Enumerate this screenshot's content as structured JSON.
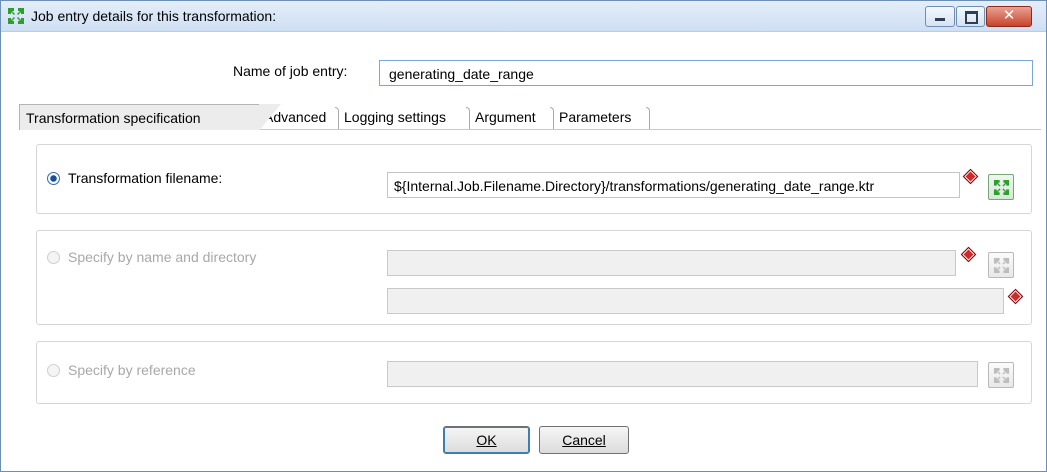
{
  "window": {
    "title": "Job entry details for this transformation:",
    "icon": "job-entry-icon",
    "controls": [
      "minimize-icon",
      "maximize-icon",
      "close-icon"
    ]
  },
  "name_of_job_entry": {
    "label": "Name of job entry:",
    "value": "generating_date_range"
  },
  "tabs": [
    {
      "label": "Transformation specification",
      "active": true
    },
    {
      "label": "Advanced",
      "active": false
    },
    {
      "label": "Logging settings",
      "active": false
    },
    {
      "label": "Argument",
      "active": false
    },
    {
      "label": "Parameters",
      "active": false
    }
  ],
  "spec": {
    "filename_option": {
      "label": "Transformation filename:",
      "selected": true,
      "value": "${Internal.Job.Filename.Directory}/transformations/generating_date_range.ktr"
    },
    "name_dir_option": {
      "label": "Specify by name and directory",
      "selected": false,
      "name_value": "",
      "directory_value": ""
    },
    "reference_option": {
      "label": "Specify by reference",
      "selected": false,
      "value": ""
    }
  },
  "buttons": {
    "ok": "OK",
    "cancel": "Cancel"
  },
  "colors": {
    "accent": "#3c7fb1",
    "icon_green": "#2e9e2e",
    "required_marker": "#d12a2a"
  }
}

+ + +

- _What you have to do_:
Leave out the pictures and print each record exactly as it stands.

- _Result_:
Enumerate this screenshot's content as structured JSON.
{
  "window": {
    "title": "Job entry details for this transformation:",
    "icon": "job-entry-icon",
    "controls": [
      "minimize-icon",
      "maximize-icon",
      "close-icon"
    ]
  },
  "name_of_job_entry": {
    "label": "Name of job entry:",
    "value": "generating_date_range"
  },
  "tabs": [
    {
      "label": "Transformation specification",
      "active": true
    },
    {
      "label": "Advanced",
      "active": false
    },
    {
      "label": "Logging settings",
      "active": false
    },
    {
      "label": "Argument",
      "active": false
    },
    {
      "label": "Parameters",
      "active": false
    }
  ],
  "spec": {
    "filename_option": {
      "label": "Transformation filename:",
      "selected": true,
      "value": "${Internal.Job.Filename.Directory}/transformations/generating_date_range.ktr"
    },
    "name_dir_option": {
      "label": "Specify by name and directory",
      "selected": false,
      "name_value": "",
      "directory_value": ""
    },
    "reference_option": {
      "label": "Specify by reference",
      "selected": false,
      "value": ""
    }
  },
  "buttons": {
    "ok": "OK",
    "cancel": "Cancel"
  },
  "colors": {
    "accent": "#3c7fb1",
    "icon_green": "#2e9e2e",
    "required_marker": "#d12a2a"
  }
}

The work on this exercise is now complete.